Entries from a visual dataset
========================================
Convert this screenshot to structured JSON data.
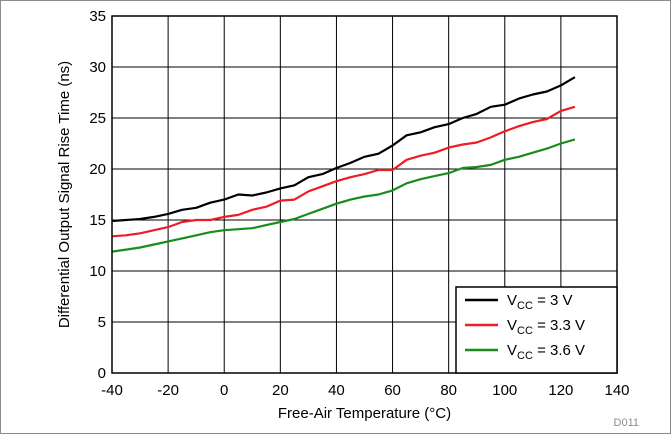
{
  "chart_data": {
    "type": "line",
    "title": "",
    "xlabel": "Free-Air Temperature (°C)",
    "ylabel": "Differential Output Signal Rise Time (ns)",
    "xlim": [
      -40,
      140
    ],
    "ylim": [
      0,
      35
    ],
    "x_ticks": [
      -40,
      -20,
      0,
      20,
      40,
      60,
      80,
      100,
      120,
      140
    ],
    "y_ticks": [
      0,
      5,
      10,
      15,
      20,
      25,
      30,
      35
    ],
    "grid": true,
    "legend_position": "bottom-right",
    "x": [
      -40,
      -35,
      -30,
      -25,
      -20,
      -15,
      -10,
      -5,
      0,
      5,
      10,
      15,
      20,
      25,
      30,
      35,
      40,
      45,
      50,
      55,
      60,
      65,
      70,
      75,
      80,
      85,
      90,
      95,
      100,
      105,
      110,
      115,
      120,
      125
    ],
    "series": [
      {
        "name_main": "V",
        "name_sub": "CC",
        "name_tail": " = 3 V",
        "color": "#000000",
        "values": [
          14.9,
          15.0,
          15.1,
          15.3,
          15.6,
          16.0,
          16.2,
          16.7,
          17.0,
          17.5,
          17.4,
          17.7,
          18.1,
          18.4,
          19.2,
          19.5,
          20.1,
          20.6,
          21.2,
          21.5,
          22.3,
          23.3,
          23.6,
          24.1,
          24.4,
          25.0,
          25.4,
          26.1,
          26.3,
          26.9,
          27.3,
          27.6,
          28.2,
          29.0
        ]
      },
      {
        "name_main": "V",
        "name_sub": "CC",
        "name_tail": " = 3.3 V",
        "color": "#ee1c25",
        "values": [
          13.4,
          13.5,
          13.7,
          14.0,
          14.3,
          14.8,
          15.0,
          15.0,
          15.3,
          15.5,
          16.0,
          16.3,
          16.9,
          17.0,
          17.8,
          18.3,
          18.8,
          19.2,
          19.5,
          19.9,
          19.9,
          20.9,
          21.3,
          21.6,
          22.1,
          22.4,
          22.6,
          23.1,
          23.7,
          24.2,
          24.6,
          24.9,
          25.7,
          26.1
        ]
      },
      {
        "name_main": "V",
        "name_sub": "CC",
        "name_tail": " = 3.6 V",
        "color": "#1a8c1a",
        "values": [
          11.9,
          12.1,
          12.3,
          12.6,
          12.9,
          13.2,
          13.5,
          13.8,
          14.0,
          14.1,
          14.2,
          14.5,
          14.8,
          15.1,
          15.6,
          16.1,
          16.6,
          17.0,
          17.3,
          17.5,
          17.9,
          18.6,
          19.0,
          19.3,
          19.6,
          20.1,
          20.2,
          20.4,
          20.9,
          21.2,
          21.6,
          22.0,
          22.5,
          22.9
        ]
      }
    ],
    "figure_code": "D011"
  }
}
========================================
§ Exercise
Your task is to reproduce all of the material exactly. The pictures stay out.

§ Response to the exercise
Convert this screenshot to structured JSON data.
{
  "chart_data": {
    "type": "line",
    "title": "",
    "xlabel": "Free-Air Temperature (°C)",
    "ylabel": "Differential Output Signal Rise Time (ns)",
    "xlim": [
      -40,
      140
    ],
    "ylim": [
      0,
      35
    ],
    "x_ticks": [
      -40,
      -20,
      0,
      20,
      40,
      60,
      80,
      100,
      120,
      140
    ],
    "y_ticks": [
      0,
      5,
      10,
      15,
      20,
      25,
      30,
      35
    ],
    "grid": true,
    "legend_position": "bottom-right",
    "x": [
      -40,
      -35,
      -30,
      -25,
      -20,
      -15,
      -10,
      -5,
      0,
      5,
      10,
      15,
      20,
      25,
      30,
      35,
      40,
      45,
      50,
      55,
      60,
      65,
      70,
      75,
      80,
      85,
      90,
      95,
      100,
      105,
      110,
      115,
      120,
      125
    ],
    "series": [
      {
        "name_main": "V",
        "name_sub": "CC",
        "name_tail": " = 3 V",
        "color": "#000000",
        "values": [
          14.9,
          15.0,
          15.1,
          15.3,
          15.6,
          16.0,
          16.2,
          16.7,
          17.0,
          17.5,
          17.4,
          17.7,
          18.1,
          18.4,
          19.2,
          19.5,
          20.1,
          20.6,
          21.2,
          21.5,
          22.3,
          23.3,
          23.6,
          24.1,
          24.4,
          25.0,
          25.4,
          26.1,
          26.3,
          26.9,
          27.3,
          27.6,
          28.2,
          29.0
        ]
      },
      {
        "name_main": "V",
        "name_sub": "CC",
        "name_tail": " = 3.3 V",
        "color": "#ee1c25",
        "values": [
          13.4,
          13.5,
          13.7,
          14.0,
          14.3,
          14.8,
          15.0,
          15.0,
          15.3,
          15.5,
          16.0,
          16.3,
          16.9,
          17.0,
          17.8,
          18.3,
          18.8,
          19.2,
          19.5,
          19.9,
          19.9,
          20.9,
          21.3,
          21.6,
          22.1,
          22.4,
          22.6,
          23.1,
          23.7,
          24.2,
          24.6,
          24.9,
          25.7,
          26.1
        ]
      },
      {
        "name_main": "V",
        "name_sub": "CC",
        "name_tail": " = 3.6 V",
        "color": "#1a8c1a",
        "values": [
          11.9,
          12.1,
          12.3,
          12.6,
          12.9,
          13.2,
          13.5,
          13.8,
          14.0,
          14.1,
          14.2,
          14.5,
          14.8,
          15.1,
          15.6,
          16.1,
          16.6,
          17.0,
          17.3,
          17.5,
          17.9,
          18.6,
          19.0,
          19.3,
          19.6,
          20.1,
          20.2,
          20.4,
          20.9,
          21.2,
          21.6,
          22.0,
          22.5,
          22.9
        ]
      }
    ],
    "figure_code": "D011"
  }
}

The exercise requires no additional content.